* [Given exercise]:
Scan the data below. Pull out each line where "verified" occurs.

* [Source material]:
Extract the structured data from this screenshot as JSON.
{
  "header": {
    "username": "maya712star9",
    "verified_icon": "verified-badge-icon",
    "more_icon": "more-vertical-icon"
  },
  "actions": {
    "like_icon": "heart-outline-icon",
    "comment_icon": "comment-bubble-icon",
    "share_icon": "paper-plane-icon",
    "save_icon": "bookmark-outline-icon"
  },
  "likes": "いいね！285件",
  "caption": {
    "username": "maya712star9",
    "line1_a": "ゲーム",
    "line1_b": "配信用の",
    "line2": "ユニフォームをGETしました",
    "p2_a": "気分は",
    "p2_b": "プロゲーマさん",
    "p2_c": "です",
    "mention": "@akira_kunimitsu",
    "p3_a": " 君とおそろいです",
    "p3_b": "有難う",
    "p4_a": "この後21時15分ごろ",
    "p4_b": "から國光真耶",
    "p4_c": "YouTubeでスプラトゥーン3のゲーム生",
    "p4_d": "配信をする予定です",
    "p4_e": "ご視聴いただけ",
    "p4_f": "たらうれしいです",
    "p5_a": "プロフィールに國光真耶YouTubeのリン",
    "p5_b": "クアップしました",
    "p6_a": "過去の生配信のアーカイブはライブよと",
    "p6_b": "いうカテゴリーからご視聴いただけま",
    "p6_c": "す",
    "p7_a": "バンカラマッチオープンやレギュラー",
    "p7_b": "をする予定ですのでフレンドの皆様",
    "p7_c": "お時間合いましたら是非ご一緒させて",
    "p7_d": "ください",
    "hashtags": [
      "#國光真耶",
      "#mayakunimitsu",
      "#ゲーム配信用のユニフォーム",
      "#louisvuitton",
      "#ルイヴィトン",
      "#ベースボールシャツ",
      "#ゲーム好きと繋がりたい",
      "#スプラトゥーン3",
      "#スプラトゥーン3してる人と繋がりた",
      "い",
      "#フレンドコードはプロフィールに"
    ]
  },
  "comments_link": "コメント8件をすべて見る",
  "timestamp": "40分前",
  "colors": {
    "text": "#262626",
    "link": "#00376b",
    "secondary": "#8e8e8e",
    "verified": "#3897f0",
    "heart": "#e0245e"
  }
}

* [Solution for this exercise]:
    "verified_icon": "verified-badge-icon",
    "verified": "#3897f0",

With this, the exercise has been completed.